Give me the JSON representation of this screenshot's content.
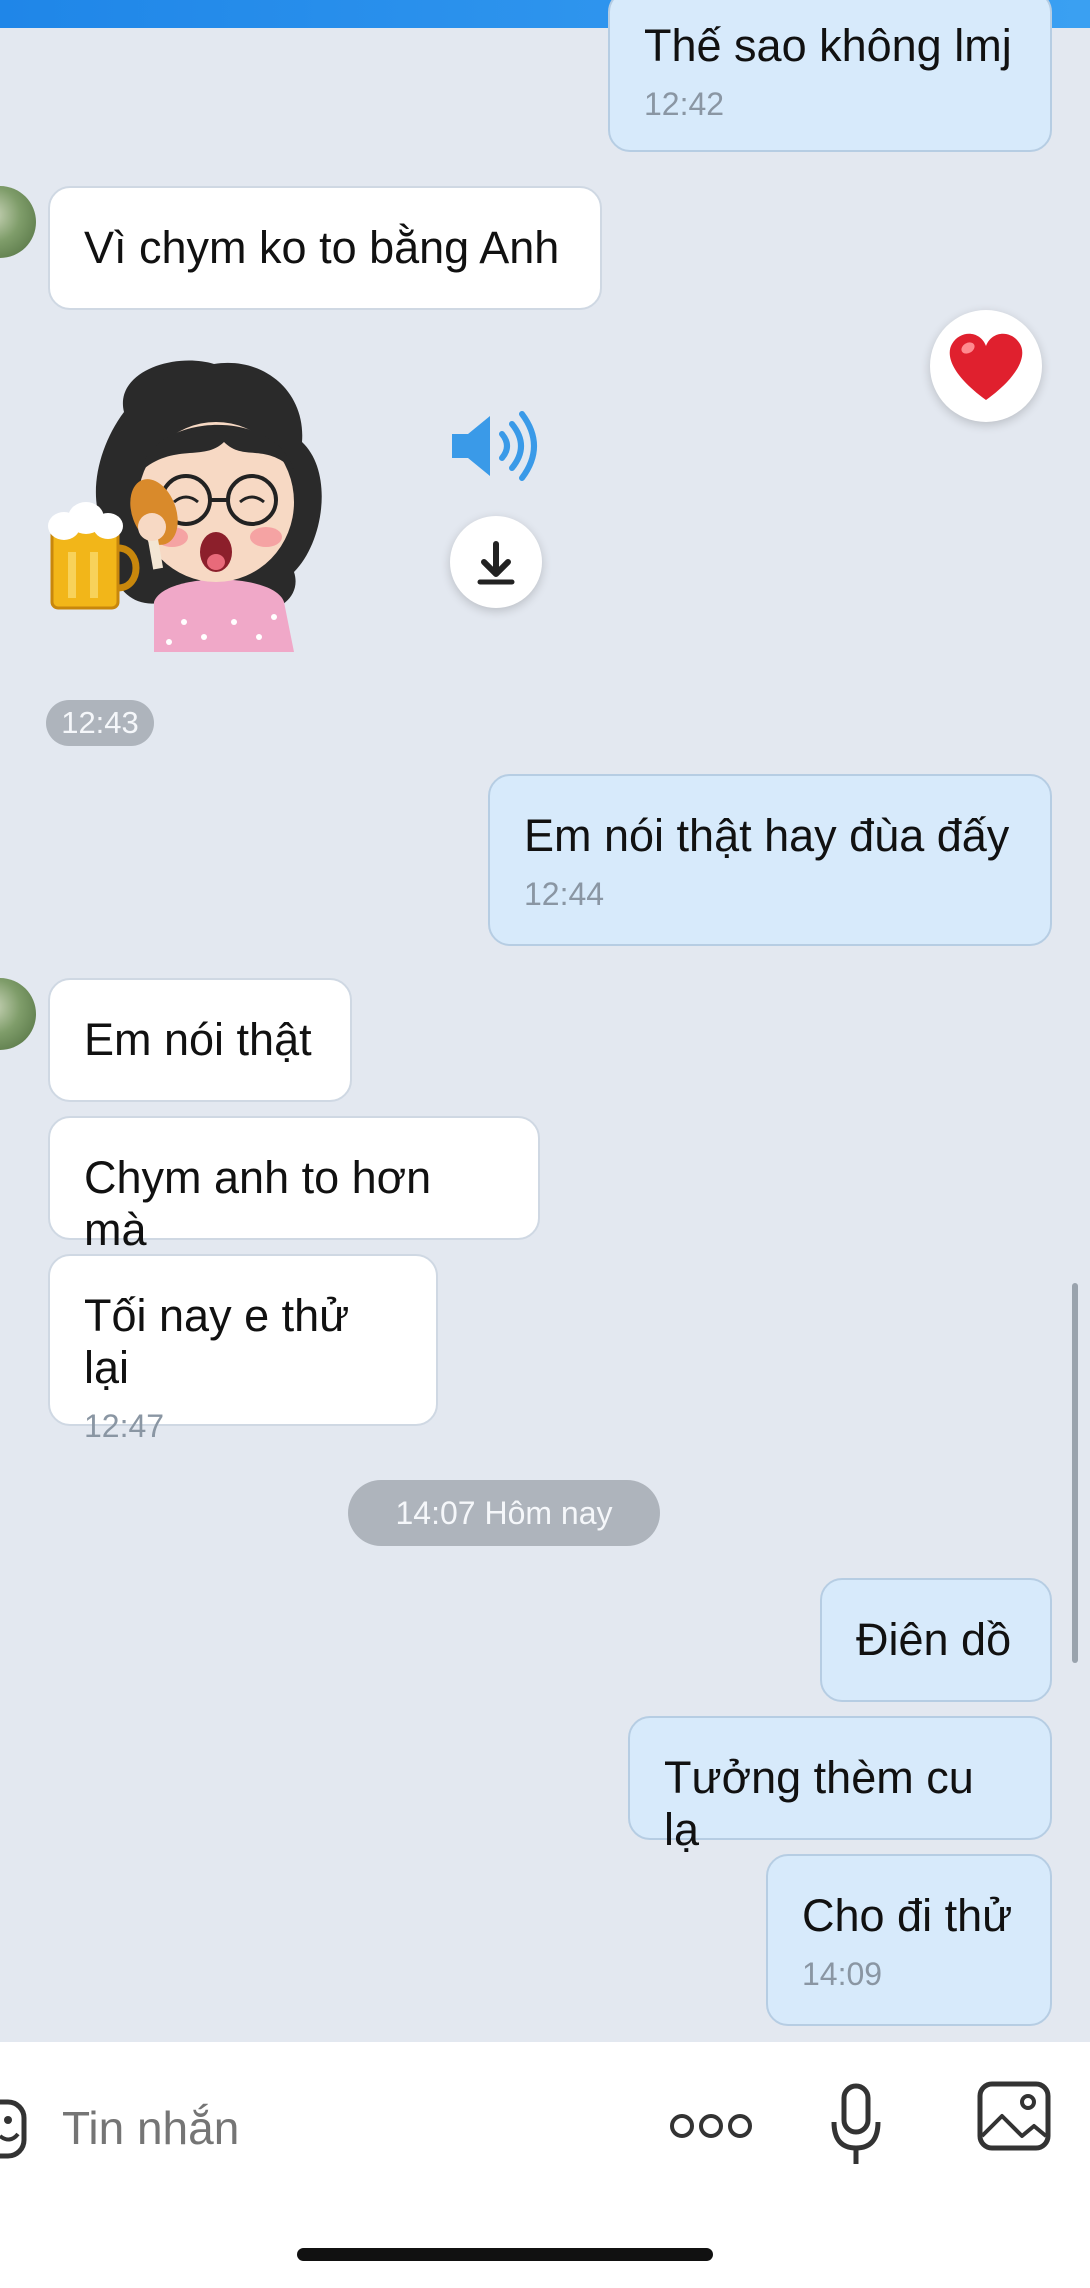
{
  "messages": [
    {
      "id": "m1",
      "dir": "out",
      "text": "Thế sao không lmj",
      "time": "12:42"
    },
    {
      "id": "m2",
      "dir": "in",
      "text": "Vì chym ko to bằng Anh"
    },
    {
      "id": "m3",
      "dir": "in",
      "type": "sticker",
      "sticker": "girl-with-beer-sticker",
      "time": "12:43"
    },
    {
      "id": "m4",
      "dir": "out",
      "text": "Em nói thật hay đùa đấy",
      "time": "12:44"
    },
    {
      "id": "m5",
      "dir": "in",
      "text": "Em nói thật"
    },
    {
      "id": "m6",
      "dir": "in",
      "text": "Chym anh to hơn mà"
    },
    {
      "id": "m7",
      "dir": "in",
      "text": "Tối nay e thử lại",
      "time": "12:47"
    },
    {
      "id": "m8",
      "dir": "out",
      "text": "Điên dồ"
    },
    {
      "id": "m9",
      "dir": "out",
      "text": "Tưởng thèm cu lạ"
    },
    {
      "id": "m10",
      "dir": "out",
      "text": "Cho đi thử",
      "time": "14:09"
    }
  ],
  "date_separator": "14:07 Hôm nay",
  "reaction": {
    "icon": "heart-icon",
    "color": "#e0202e"
  },
  "sticker_actions": {
    "speaker_icon": "speaker-icon",
    "download_icon": "download-icon"
  },
  "composer": {
    "placeholder": "Tin nhắn",
    "icons": [
      "emoji-icon",
      "more-icon",
      "microphone-icon",
      "image-icon"
    ]
  },
  "colors": {
    "accent": "#1f86e8",
    "bubble_out": "#d7eafb",
    "bubble_in": "#ffffff",
    "background": "#e3e8f0"
  }
}
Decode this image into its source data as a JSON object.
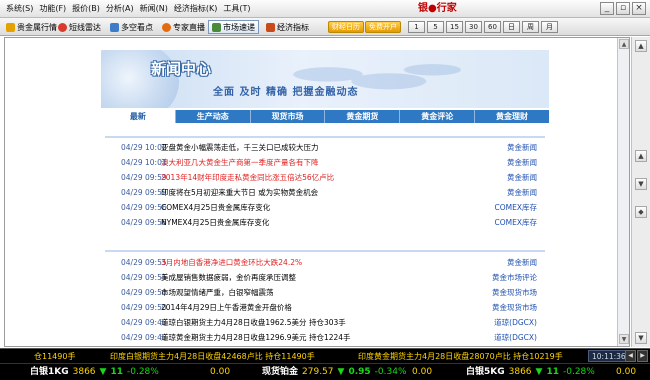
{
  "menu": [
    "系统(S)",
    "功能(F)",
    "报价(B)",
    "分析(A)",
    "新闻(N)",
    "经济指标(K)",
    "工具(T)"
  ],
  "app_logo": "银●行家",
  "window": {
    "minimize": "_",
    "restore": "▫",
    "close": "×"
  },
  "toolbar": {
    "items": [
      {
        "label": "贵金属行情",
        "icon": "gold-bars-icon",
        "color": "#e5a100"
      },
      {
        "label": "短线雷达",
        "icon": "radar-icon",
        "color": "#d93a2b"
      },
      {
        "label": "多空看点",
        "icon": "bull-bear-icon",
        "color": "#3d7cc9"
      },
      {
        "label": "专家直播",
        "icon": "expert-icon",
        "color": "#e46a10"
      },
      {
        "label": "市场速递",
        "icon": "news-icon",
        "color": "#4b8a3a"
      },
      {
        "label": "经济指标",
        "icon": "indicator-icon",
        "color": "#c74b1b"
      }
    ],
    "active_index": 4,
    "finance_calendar": "财经日历",
    "open_account": "免费开户",
    "period_buttons": [
      "1",
      "5",
      "15",
      "30",
      "60",
      "日",
      "周",
      "月"
    ]
  },
  "banner": {
    "title": "新闻中心",
    "slogan": "全面  及时  精确    把握金融动态"
  },
  "tabs": [
    "最新",
    "生产动态",
    "现货市场",
    "黄金期货",
    "黄金评论",
    "黄金理财"
  ],
  "active_tab": 0,
  "news_group_1": [
    {
      "time": "04/29 10:02",
      "headline": "亚盘黄金小幅震荡走低，千三关口已成较大压力",
      "category": "黄金新闻",
      "highlight": false
    },
    {
      "time": "04/29 10:01",
      "headline": "澳大利亚几大黄金生产商第一季度产量各有下降",
      "category": "黄金新闻",
      "highlight": true
    },
    {
      "time": "04/29 09:59",
      "headline": "2013年14财年印度走私黄金同比涨五倍达56亿卢比",
      "category": "黄金新闻",
      "highlight": true
    },
    {
      "time": "04/29 09:59",
      "headline": "印度将在5月初迎来重大节日 或为实物黄金机会",
      "category": "黄金新闻",
      "highlight": false
    },
    {
      "time": "04/29 09:56",
      "headline": "COMEX4月25日贵金属库存变化",
      "category": "COMEX库存",
      "highlight": false
    },
    {
      "time": "04/29 09:56",
      "headline": "NYMEX4月25日贵金属库存变化",
      "category": "COMEX库存",
      "highlight": false
    }
  ],
  "news_group_2": [
    {
      "time": "04/29 09:55",
      "headline": "3月内地自香港净进口黄金环比大跌24.2%",
      "category": "黄金新闻",
      "highlight": true
    },
    {
      "time": "04/29 09:55",
      "headline": "美成屋销售数据疲弱，金价再度承压调整",
      "category": "黄金市场评论",
      "highlight": false
    },
    {
      "time": "04/29 09:50",
      "headline": "市场观望情绪严重，白银窄幅震荡",
      "category": "黄金现货市场",
      "highlight": false
    },
    {
      "time": "04/29 09:50",
      "headline": "2014年4月29日上午香港黄金开盘价格",
      "category": "黄金现货市场",
      "highlight": false
    },
    {
      "time": "04/29 09:46",
      "headline": "道琼白银期货主力4月28日收盘1962.5美分 持仓303手",
      "category": "道琼(DGCX)",
      "highlight": false
    },
    {
      "time": "04/29 09:46",
      "headline": "道琼黄金期货主力4月28日收盘1296.9美元 持仓1224手",
      "category": "道琼(DGCX)",
      "highlight": false
    }
  ],
  "ticker_text": [
    "仓11490手",
    "印度白银期货主力4月28日收盘42468卢比 持仓11490手",
    "印度黄金期货主力4月28日收盘28070卢比 持仓10219手"
  ],
  "clock": "10:11:36",
  "quotes": [
    {
      "name": "白银1KG",
      "price": "3866",
      "arrow": "▼",
      "change": "11",
      "pct": "-0.28%",
      "dir": "down"
    },
    {
      "name": "",
      "price": "0.00",
      "arrow": "",
      "change": "",
      "pct": "",
      "dir": "flat"
    },
    {
      "name": "现货铂金",
      "price": "279.57",
      "arrow": "▼",
      "change": "0.95",
      "pct": "-0.34%",
      "dir": "down"
    },
    {
      "name": "",
      "price": "0.00",
      "arrow": "",
      "change": "",
      "pct": "",
      "dir": "flat"
    },
    {
      "name": "白银5KG",
      "price": "3866",
      "arrow": "▼",
      "change": "11",
      "pct": "-0.28%",
      "dir": "down"
    },
    {
      "name": "",
      "price": "0.00",
      "arrow": "",
      "change": "",
      "pct": "",
      "dir": "flat"
    }
  ]
}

> **PROBLEM DETAILS**
Take the listing above and print it exactly, apart from the pictures.

> **TASK SOLUTION**
Give me the JSON representation of this screenshot's content.
{
  "messages": [
    {
      "id": "m1",
      "dir": "out",
      "text": "Thế sao không lmj",
      "time": "12:42"
    },
    {
      "id": "m2",
      "dir": "in",
      "text": "Vì chym ko to bằng Anh"
    },
    {
      "id": "m3",
      "dir": "in",
      "type": "sticker",
      "sticker": "girl-with-beer-sticker",
      "time": "12:43"
    },
    {
      "id": "m4",
      "dir": "out",
      "text": "Em nói thật hay đùa đấy",
      "time": "12:44"
    },
    {
      "id": "m5",
      "dir": "in",
      "text": "Em nói thật"
    },
    {
      "id": "m6",
      "dir": "in",
      "text": "Chym anh to hơn mà"
    },
    {
      "id": "m7",
      "dir": "in",
      "text": "Tối nay e thử lại",
      "time": "12:47"
    },
    {
      "id": "m8",
      "dir": "out",
      "text": "Điên dồ"
    },
    {
      "id": "m9",
      "dir": "out",
      "text": "Tưởng thèm cu lạ"
    },
    {
      "id": "m10",
      "dir": "out",
      "text": "Cho đi thử",
      "time": "14:09"
    }
  ],
  "date_separator": "14:07 Hôm nay",
  "reaction": {
    "icon": "heart-icon",
    "color": "#e0202e"
  },
  "sticker_actions": {
    "speaker_icon": "speaker-icon",
    "download_icon": "download-icon"
  },
  "composer": {
    "placeholder": "Tin nhắn",
    "icons": [
      "emoji-icon",
      "more-icon",
      "microphone-icon",
      "image-icon"
    ]
  },
  "colors": {
    "accent": "#1f86e8",
    "bubble_out": "#d7eafb",
    "bubble_in": "#ffffff",
    "background": "#e3e8f0"
  }
}
Decode this image into its source data as a JSON object.
{
  "menu": [
    "系统(S)",
    "功能(F)",
    "报价(B)",
    "分析(A)",
    "新闻(N)",
    "经济指标(K)",
    "工具(T)"
  ],
  "app_logo": "银●行家",
  "window": {
    "minimize": "_",
    "restore": "▫",
    "close": "×"
  },
  "toolbar": {
    "items": [
      {
        "label": "贵金属行情",
        "icon": "gold-bars-icon",
        "color": "#e5a100"
      },
      {
        "label": "短线雷达",
        "icon": "radar-icon",
        "color": "#d93a2b"
      },
      {
        "label": "多空看点",
        "icon": "bull-bear-icon",
        "color": "#3d7cc9"
      },
      {
        "label": "专家直播",
        "icon": "expert-icon",
        "color": "#e46a10"
      },
      {
        "label": "市场速递",
        "icon": "news-icon",
        "color": "#4b8a3a"
      },
      {
        "label": "经济指标",
        "icon": "indicator-icon",
        "color": "#c74b1b"
      }
    ],
    "active_index": 4,
    "finance_calendar": "财经日历",
    "open_account": "免费开户",
    "period_buttons": [
      "1",
      "5",
      "15",
      "30",
      "60",
      "日",
      "周",
      "月"
    ]
  },
  "banner": {
    "title": "新闻中心",
    "slogan": "全面  及时  精确    把握金融动态"
  },
  "tabs": [
    "最新",
    "生产动态",
    "现货市场",
    "黄金期货",
    "黄金评论",
    "黄金理财"
  ],
  "active_tab": 0,
  "news_group_1": [
    {
      "time": "04/29 10:02",
      "headline": "亚盘黄金小幅震荡走低，千三关口已成较大压力",
      "category": "黄金新闻",
      "highlight": false
    },
    {
      "time": "04/29 10:01",
      "headline": "澳大利亚几大黄金生产商第一季度产量各有下降",
      "category": "黄金新闻",
      "highlight": true
    },
    {
      "time": "04/29 09:59",
      "headline": "2013年14财年印度走私黄金同比涨五倍达56亿卢比",
      "category": "黄金新闻",
      "highlight": true
    },
    {
      "time": "04/29 09:59",
      "headline": "印度将在5月初迎来重大节日 或为实物黄金机会",
      "category": "黄金新闻",
      "highlight": false
    },
    {
      "time": "04/29 09:56",
      "headline": "COMEX4月25日贵金属库存变化",
      "category": "COMEX库存",
      "highlight": false
    },
    {
      "time": "04/29 09:56",
      "headline": "NYMEX4月25日贵金属库存变化",
      "category": "COMEX库存",
      "highlight": false
    }
  ],
  "news_group_2": [
    {
      "time": "04/29 09:55",
      "headline": "3月内地自香港净进口黄金环比大跌24.2%",
      "category": "黄金新闻",
      "highlight": true
    },
    {
      "time": "04/29 09:55",
      "headline": "美成屋销售数据疲弱，金价再度承压调整",
      "category": "黄金市场评论",
      "highlight": false
    },
    {
      "time": "04/29 09:50",
      "headline": "市场观望情绪严重，白银窄幅震荡",
      "category": "黄金现货市场",
      "highlight": false
    },
    {
      "time": "04/29 09:50",
      "headline": "2014年4月29日上午香港黄金开盘价格",
      "category": "黄金现货市场",
      "highlight": false
    },
    {
      "time": "04/29 09:46",
      "headline": "道琼白银期货主力4月28日收盘1962.5美分 持仓303手",
      "category": "道琼(DGCX)",
      "highlight": false
    },
    {
      "time": "04/29 09:46",
      "headline": "道琼黄金期货主力4月28日收盘1296.9美元 持仓1224手",
      "category": "道琼(DGCX)",
      "highlight": false
    }
  ],
  "ticker_text": [
    "仓11490手",
    "印度白银期货主力4月28日收盘42468卢比 持仓11490手",
    "印度黄金期货主力4月28日收盘28070卢比 持仓10219手"
  ],
  "clock": "10:11:36",
  "quotes": [
    {
      "name": "白银1KG",
      "price": "3866",
      "arrow": "▼",
      "change": "11",
      "pct": "-0.28%",
      "dir": "down"
    },
    {
      "name": "",
      "price": "0.00",
      "arrow": "",
      "change": "",
      "pct": "",
      "dir": "flat"
    },
    {
      "name": "现货铂金",
      "price": "279.57",
      "arrow": "▼",
      "change": "0.95",
      "pct": "-0.34%",
      "dir": "down"
    },
    {
      "name": "",
      "price": "0.00",
      "arrow": "",
      "change": "",
      "pct": "",
      "dir": "flat"
    },
    {
      "name": "白银5KG",
      "price": "3866",
      "arrow": "▼",
      "change": "11",
      "pct": "-0.28%",
      "dir": "down"
    },
    {
      "name": "",
      "price": "0.00",
      "arrow": "",
      "change": "",
      "pct": "",
      "dir": "flat"
    }
  ]
}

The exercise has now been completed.